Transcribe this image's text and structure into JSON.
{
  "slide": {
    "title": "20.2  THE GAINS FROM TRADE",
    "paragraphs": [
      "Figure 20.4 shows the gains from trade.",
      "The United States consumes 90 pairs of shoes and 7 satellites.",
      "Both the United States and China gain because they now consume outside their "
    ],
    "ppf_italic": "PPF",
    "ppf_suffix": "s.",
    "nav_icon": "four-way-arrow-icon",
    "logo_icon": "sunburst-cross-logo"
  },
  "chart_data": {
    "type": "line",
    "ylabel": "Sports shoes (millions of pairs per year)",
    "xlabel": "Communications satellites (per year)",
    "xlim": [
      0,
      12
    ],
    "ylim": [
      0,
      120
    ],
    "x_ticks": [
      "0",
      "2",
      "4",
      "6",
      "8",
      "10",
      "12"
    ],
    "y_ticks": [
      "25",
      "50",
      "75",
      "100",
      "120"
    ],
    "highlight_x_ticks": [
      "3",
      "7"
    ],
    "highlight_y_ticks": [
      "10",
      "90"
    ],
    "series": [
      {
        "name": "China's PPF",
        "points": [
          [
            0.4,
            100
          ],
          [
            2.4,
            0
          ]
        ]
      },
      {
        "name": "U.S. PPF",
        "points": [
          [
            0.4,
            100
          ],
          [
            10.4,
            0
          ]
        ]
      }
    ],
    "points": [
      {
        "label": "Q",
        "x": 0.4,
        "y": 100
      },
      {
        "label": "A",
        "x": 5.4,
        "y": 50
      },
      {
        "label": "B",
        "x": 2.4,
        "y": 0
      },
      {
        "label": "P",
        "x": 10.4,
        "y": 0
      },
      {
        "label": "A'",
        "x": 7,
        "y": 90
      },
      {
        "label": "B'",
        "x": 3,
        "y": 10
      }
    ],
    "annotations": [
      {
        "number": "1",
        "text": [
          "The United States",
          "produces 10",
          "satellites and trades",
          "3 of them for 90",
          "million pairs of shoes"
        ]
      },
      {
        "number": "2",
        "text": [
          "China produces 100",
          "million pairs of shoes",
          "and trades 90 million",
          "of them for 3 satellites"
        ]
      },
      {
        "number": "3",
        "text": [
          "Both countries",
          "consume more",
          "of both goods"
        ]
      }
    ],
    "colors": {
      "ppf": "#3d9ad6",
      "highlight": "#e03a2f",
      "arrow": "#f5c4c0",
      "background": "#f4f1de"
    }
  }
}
________
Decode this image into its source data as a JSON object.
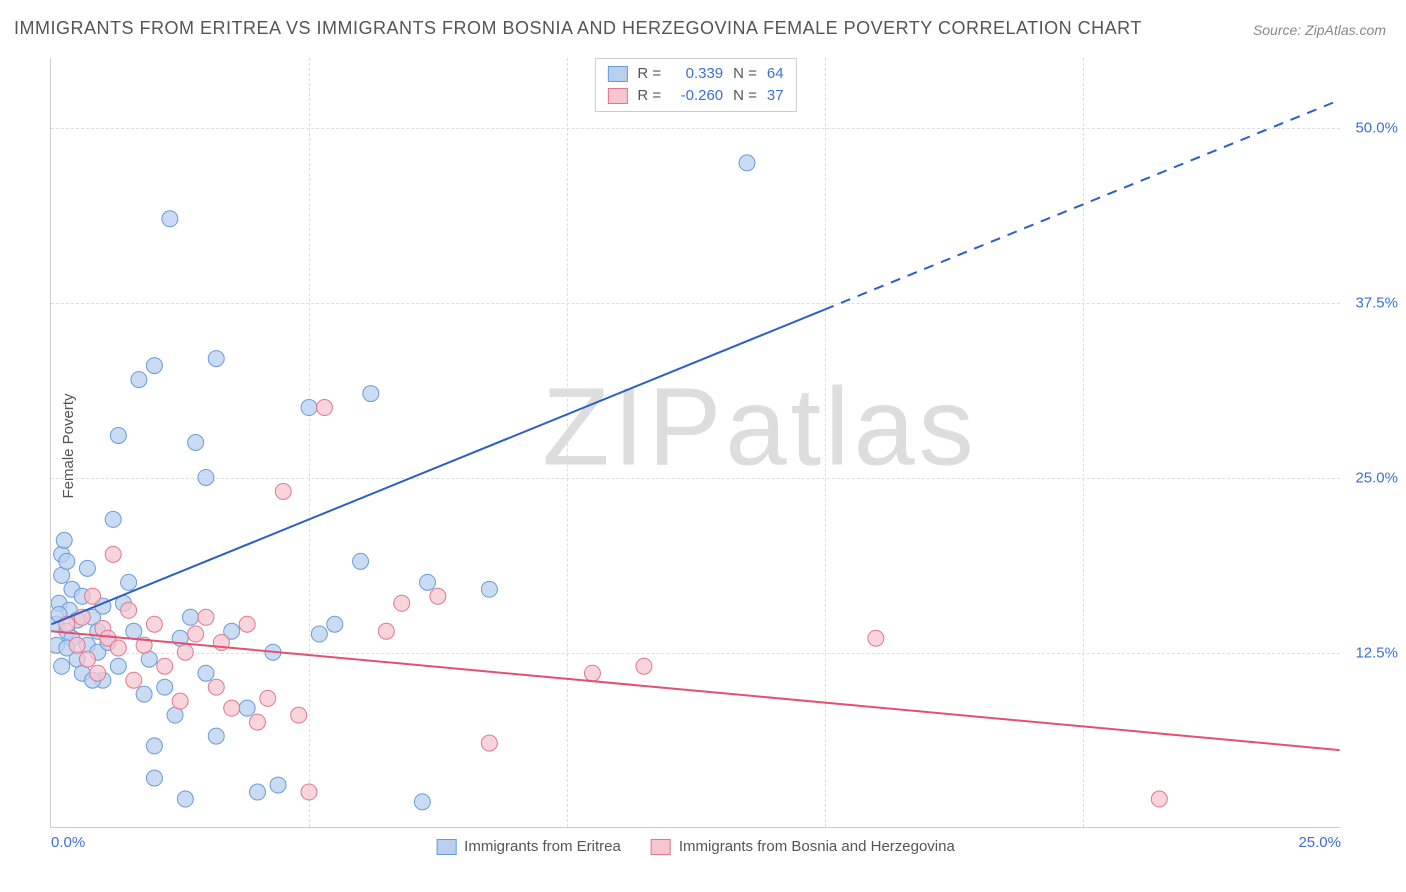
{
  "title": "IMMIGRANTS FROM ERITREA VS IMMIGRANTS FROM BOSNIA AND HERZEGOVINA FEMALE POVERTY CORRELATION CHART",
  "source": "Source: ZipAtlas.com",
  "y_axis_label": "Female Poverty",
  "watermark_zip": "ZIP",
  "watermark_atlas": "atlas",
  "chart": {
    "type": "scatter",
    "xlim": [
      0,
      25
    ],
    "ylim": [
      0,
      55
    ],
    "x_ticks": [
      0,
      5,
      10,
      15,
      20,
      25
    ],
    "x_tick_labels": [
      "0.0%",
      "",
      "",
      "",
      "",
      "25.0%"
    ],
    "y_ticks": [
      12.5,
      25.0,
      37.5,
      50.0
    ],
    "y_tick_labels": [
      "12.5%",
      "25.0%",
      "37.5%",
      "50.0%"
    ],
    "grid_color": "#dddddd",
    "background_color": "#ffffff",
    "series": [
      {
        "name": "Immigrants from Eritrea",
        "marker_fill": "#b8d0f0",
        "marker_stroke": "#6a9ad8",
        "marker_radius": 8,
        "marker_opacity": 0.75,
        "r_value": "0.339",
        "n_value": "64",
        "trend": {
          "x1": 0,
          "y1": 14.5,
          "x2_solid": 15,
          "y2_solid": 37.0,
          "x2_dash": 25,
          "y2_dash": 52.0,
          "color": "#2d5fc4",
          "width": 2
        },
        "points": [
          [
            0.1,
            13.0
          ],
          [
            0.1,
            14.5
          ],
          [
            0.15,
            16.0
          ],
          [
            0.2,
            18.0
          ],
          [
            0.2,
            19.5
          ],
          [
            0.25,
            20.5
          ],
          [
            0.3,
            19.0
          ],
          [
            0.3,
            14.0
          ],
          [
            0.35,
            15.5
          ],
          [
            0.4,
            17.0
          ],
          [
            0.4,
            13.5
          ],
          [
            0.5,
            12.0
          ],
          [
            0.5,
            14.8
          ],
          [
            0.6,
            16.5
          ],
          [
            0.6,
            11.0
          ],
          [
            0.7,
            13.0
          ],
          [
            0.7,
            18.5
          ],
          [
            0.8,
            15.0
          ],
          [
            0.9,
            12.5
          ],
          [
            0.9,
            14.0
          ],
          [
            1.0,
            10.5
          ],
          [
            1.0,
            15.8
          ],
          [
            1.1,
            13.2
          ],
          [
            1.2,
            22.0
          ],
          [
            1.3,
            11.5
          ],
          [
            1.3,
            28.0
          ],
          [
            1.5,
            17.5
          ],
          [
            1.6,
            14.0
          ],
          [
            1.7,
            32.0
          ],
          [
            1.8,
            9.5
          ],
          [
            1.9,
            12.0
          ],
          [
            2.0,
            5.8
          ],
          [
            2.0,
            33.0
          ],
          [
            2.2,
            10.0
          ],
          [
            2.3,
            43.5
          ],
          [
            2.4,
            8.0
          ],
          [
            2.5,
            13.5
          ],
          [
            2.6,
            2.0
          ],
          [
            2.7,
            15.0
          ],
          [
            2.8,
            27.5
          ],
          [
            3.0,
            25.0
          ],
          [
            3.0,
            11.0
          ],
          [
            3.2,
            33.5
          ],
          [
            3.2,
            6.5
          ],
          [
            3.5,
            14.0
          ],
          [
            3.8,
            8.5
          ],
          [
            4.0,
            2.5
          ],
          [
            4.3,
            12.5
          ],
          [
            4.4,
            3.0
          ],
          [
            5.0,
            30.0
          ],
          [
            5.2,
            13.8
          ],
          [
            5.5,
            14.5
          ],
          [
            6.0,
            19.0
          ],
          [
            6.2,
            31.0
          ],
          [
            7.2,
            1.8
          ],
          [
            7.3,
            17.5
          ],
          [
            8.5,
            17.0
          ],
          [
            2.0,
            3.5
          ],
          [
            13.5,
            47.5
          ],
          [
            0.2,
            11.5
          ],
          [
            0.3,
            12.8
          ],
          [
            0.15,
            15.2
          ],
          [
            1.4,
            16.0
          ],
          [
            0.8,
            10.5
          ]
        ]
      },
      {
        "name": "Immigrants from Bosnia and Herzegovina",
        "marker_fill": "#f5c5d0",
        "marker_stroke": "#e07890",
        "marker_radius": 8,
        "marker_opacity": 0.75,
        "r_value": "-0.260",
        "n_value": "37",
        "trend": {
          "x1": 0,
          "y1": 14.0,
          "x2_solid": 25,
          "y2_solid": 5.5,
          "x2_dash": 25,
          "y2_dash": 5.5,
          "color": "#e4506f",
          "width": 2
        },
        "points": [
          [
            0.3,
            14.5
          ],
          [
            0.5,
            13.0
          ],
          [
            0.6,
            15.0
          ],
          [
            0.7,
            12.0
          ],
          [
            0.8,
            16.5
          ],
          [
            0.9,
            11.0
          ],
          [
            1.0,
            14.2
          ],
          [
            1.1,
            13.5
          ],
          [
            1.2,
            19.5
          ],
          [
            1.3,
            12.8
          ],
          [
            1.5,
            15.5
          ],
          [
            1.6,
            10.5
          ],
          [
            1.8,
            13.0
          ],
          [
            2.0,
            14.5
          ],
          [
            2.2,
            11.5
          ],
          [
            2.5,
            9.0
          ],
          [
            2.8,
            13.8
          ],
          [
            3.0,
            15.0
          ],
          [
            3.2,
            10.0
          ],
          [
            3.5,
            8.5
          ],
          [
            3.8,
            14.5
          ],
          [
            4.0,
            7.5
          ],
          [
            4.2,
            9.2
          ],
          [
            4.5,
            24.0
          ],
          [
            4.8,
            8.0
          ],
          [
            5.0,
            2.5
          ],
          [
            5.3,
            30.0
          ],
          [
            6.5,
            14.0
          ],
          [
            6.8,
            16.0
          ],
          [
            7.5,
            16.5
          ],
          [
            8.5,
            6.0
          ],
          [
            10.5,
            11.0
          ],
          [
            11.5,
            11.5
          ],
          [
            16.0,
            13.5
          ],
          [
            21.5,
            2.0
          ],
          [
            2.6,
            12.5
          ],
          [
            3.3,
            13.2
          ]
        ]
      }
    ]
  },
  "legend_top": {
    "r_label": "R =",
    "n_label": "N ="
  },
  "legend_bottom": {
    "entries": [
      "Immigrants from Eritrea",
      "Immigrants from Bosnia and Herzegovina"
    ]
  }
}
________
_WHAT NEEDS TO BE DONE_
Filter the entries down to the lines containing "into". Copy each of those lines.

_TASK RESULT_
Transcribe this image's text and structure into JSON.
Decode this image into its source data as a JSON object.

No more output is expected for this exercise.